§ THE EXERCISE
Leave out the pictures and transcribe everything else exactly.

——

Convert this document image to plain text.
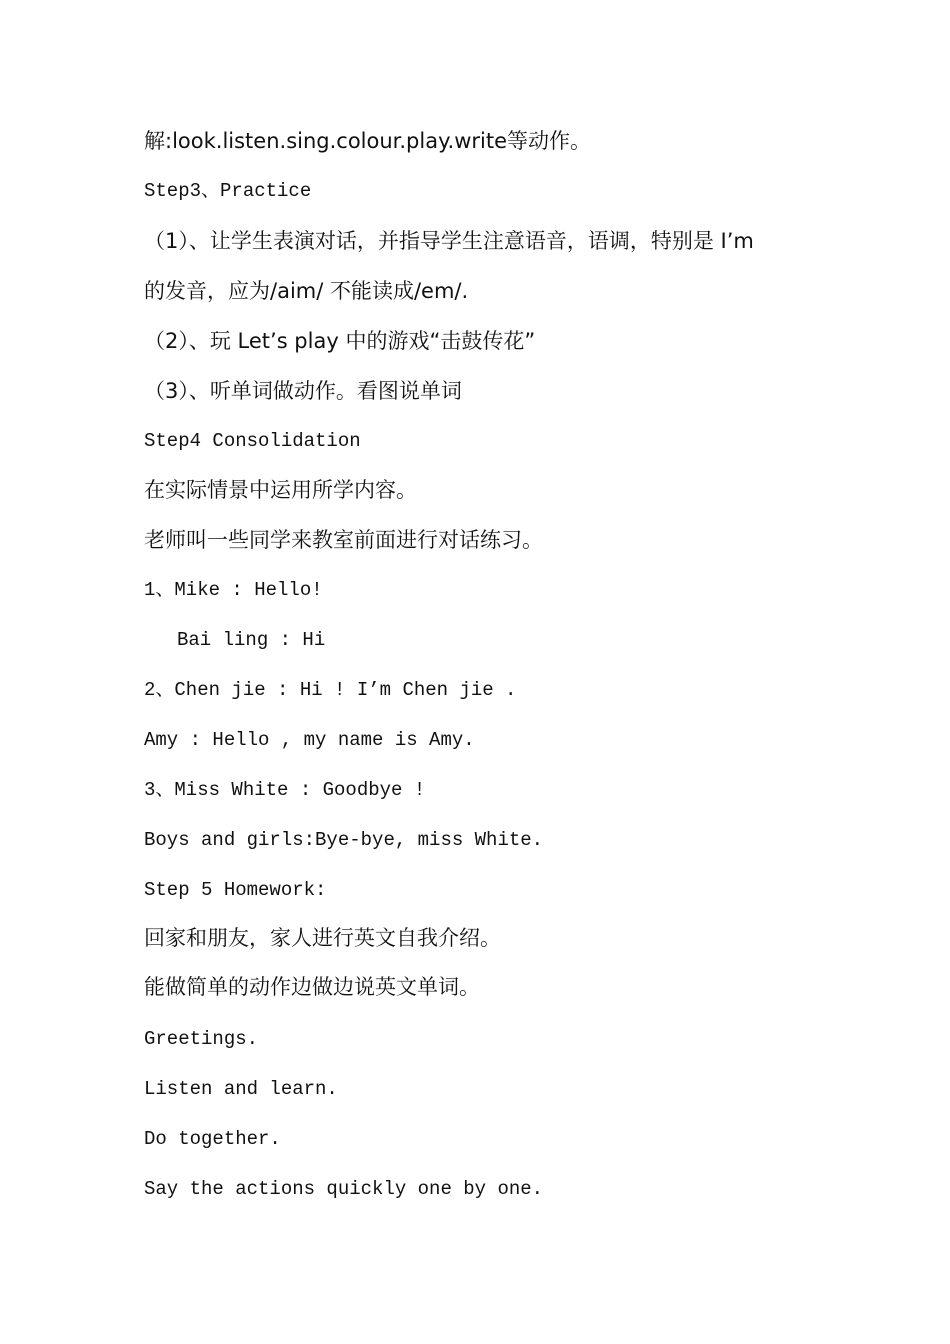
解:look.listen.sing.colour.play.write等动作。
Step3、Practice
（1）、让学生表演对话，并指导学生注意语音，语调，特别是 I’m
的发音，应为/aim/ 不能读成/em/.
（2）、玩 Let’s play 中的游戏“击鼓传花”
（3）、听单词做动作。看图说单词
Step4 Consolidation
在实际情景中运用所学内容。
老师叫一些同学来教室前面进行对话练习。
1、Mike : Hello!
Bai ling : Hi
2、Chen jie : Hi ! I’m Chen jie .
Amy : Hello , my name is Amy.
3、Miss White : Goodbye !
Boys and girls:Bye-bye, miss White.
Step 5 Homework:
回家和朋友，家人进行英文自我介绍。
能做简单的动作边做边说英文单词。
Greetings.
Listen and learn.
Do together.
Say the actions quickly one by one.
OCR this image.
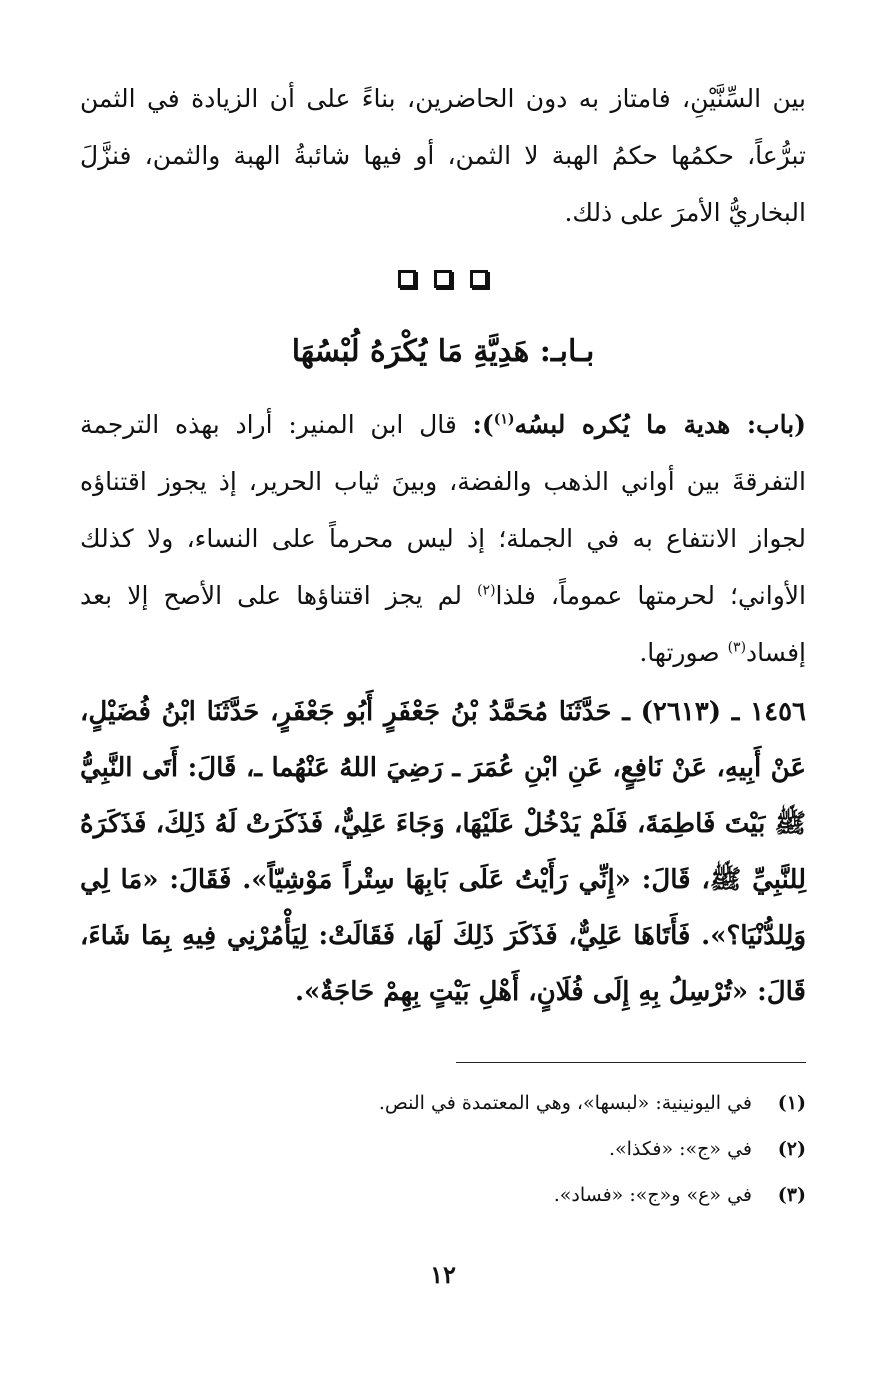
بين السِّنَّيْنِ، فامتاز به دون الحاضرين، بناءً على أن الزيادة في الثمن تبرُّعاً، حكمُها حكمُ الهبة لا الثمن، أو فيها شائبةُ الهبة والثمن، فنزَّلَ البخاريُّ الأمرَ على ذلك.

بـابـ: هَدِيَّةِ مَا يُكْرَهُ لُبْسُهَا

(باب: هدية ما يُكره لبسُه$^{(١)}$): قال ابن المنير: أراد بهذه الترجمة التفرقةَ بين أواني الذهب والفضة، وبينَ ثياب الحرير، إذ يجوز اقتناؤه لجواز الانتفاع به في الجملة؛ إذ ليس محرماً على النساء، ولا كذلك الأواني؛ لحرمتها عموماً، فلذا$^{(٢)}$ لم يجز اقتناؤها على الأصح إلا بعد إفساد$^{(٣)}$ صورتها.

١٤٥٦ ـ (٢٦١٣) ـ حَدَّثَنَا مُحَمَّدُ بْنُ جَعْفَرٍ أَبُو جَعْفَرٍ، حَدَّثَنَا ابْنُ فُضَيْلٍ، عَنْ أَبِيهِ، عَنْ نَافِعٍ، عَنِ ابْنِ عُمَرَ ـ رَضِيَ اللهُ عَنْهُما ـ، قَالَ: أَتَى النَّبِيُّ ﷺ بَيْتَ فَاطِمَةَ، فَلَمْ يَدْخُلْ عَلَيْهَا، وَجَاءَ عَلِيٌّ، فَذَكَرَتْ لَهُ ذَلِكَ، فَذَكَرَهُ لِلنَّبِيِّ ﷺ، قَالَ: «إِنِّي رَأَيْتُ عَلَى بَابِهَا سِتْراً مَوْشِيّاً». فَقَالَ: «مَا لِي وَلِلدُّنْيَا؟». فَأَتَاهَا عَلِيٌّ، فَذَكَرَ ذَلِكَ لَهَا، فَقَالَتْ: لِيَأْمُرْنِي فِيهِ بِمَا شَاءَ، قَالَ: «تُرْسِلُ بِهِ إِلَى فُلَانٍ، أَهْلِ بَيْتٍ بِهِمْ حَاجَةٌ».

(١)في اليونينية: «لبسها»، وهي المعتمدة في النص.
(٢)في «ج»: «فكذا».
(٣)في «ع» و«ج»: «فساد».
١٢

——

§ WRITTEN ANSWER
Convert this document image to plain text.
解:look.listen.sing.colour.play.write等动作。
Step3、Practice
（1）、让学生表演对话，并指导学生注意语音，语调，特别是 I’m
的发音，应为/aim/ 不能读成/em/.
（2）、玩 Let’s play 中的游戏“击鼓传花”
（3）、听单词做动作。看图说单词
Step4 Consolidation
在实际情景中运用所学内容。
老师叫一些同学来教室前面进行对话练习。
1、Mike : Hello!
Bai ling : Hi
2、Chen jie : Hi ! I’m Chen jie .
Amy : Hello , my name is Amy.
3、Miss White : Goodbye !
Boys and girls:Bye-bye, miss White.
Step 5 Homework:
回家和朋友，家人进行英文自我介绍。
能做简单的动作边做边说英文单词。
Greetings.
Listen and learn.
Do together.
Say the actions quickly one by one.
OCR this image.
بين السِّنَّيْنِ، فامتاز به دون الحاضرين، بناءً على أن الزيادة في الثمن تبرُّعاً، حكمُها حكمُ الهبة لا الثمن، أو فيها شائبةُ الهبة والثمن، فنزَّلَ البخاريُّ الأمرَ على ذلك.

بـابـ: هَدِيَّةِ مَا يُكْرَهُ لُبْسُهَا

(باب: هدية ما يُكره لبسُه$^{(١)}$): قال ابن المنير: أراد بهذه الترجمة التفرقةَ بين أواني الذهب والفضة، وبينَ ثياب الحرير، إذ يجوز اقتناؤه لجواز الانتفاع به في الجملة؛ إذ ليس محرماً على النساء، ولا كذلك الأواني؛ لحرمتها عموماً، فلذا$^{(٢)}$ لم يجز اقتناؤها على الأصح إلا بعد إفساد$^{(٣)}$ صورتها.

١٤٥٦ ـ (٢٦١٣) ـ حَدَّثَنَا مُحَمَّدُ بْنُ جَعْفَرٍ أَبُو جَعْفَرٍ، حَدَّثَنَا ابْنُ فُضَيْلٍ، عَنْ أَبِيهِ، عَنْ نَافِعٍ، عَنِ ابْنِ عُمَرَ ـ رَضِيَ اللهُ عَنْهُما ـ، قَالَ: أَتَى النَّبِيُّ ﷺ بَيْتَ فَاطِمَةَ، فَلَمْ يَدْخُلْ عَلَيْهَا، وَجَاءَ عَلِيٌّ، فَذَكَرَتْ لَهُ ذَلِكَ، فَذَكَرَهُ لِلنَّبِيِّ ﷺ، قَالَ: «إِنِّي رَأَيْتُ عَلَى بَابِهَا سِتْراً مَوْشِيّاً». فَقَالَ: «مَا لِي وَلِلدُّنْيَا؟». فَأَتَاهَا عَلِيٌّ، فَذَكَرَ ذَلِكَ لَهَا، فَقَالَتْ: لِيَأْمُرْنِي فِيهِ بِمَا شَاءَ، قَالَ: «تُرْسِلُ بِهِ إِلَى فُلَانٍ، أَهْلِ بَيْتٍ بِهِمْ حَاجَةٌ».

(١)في اليونينية: «لبسها»، وهي المعتمدة في النص.
(٢)في «ج»: «فكذا».
(٣)في «ع» و«ج»: «فساد».
١٢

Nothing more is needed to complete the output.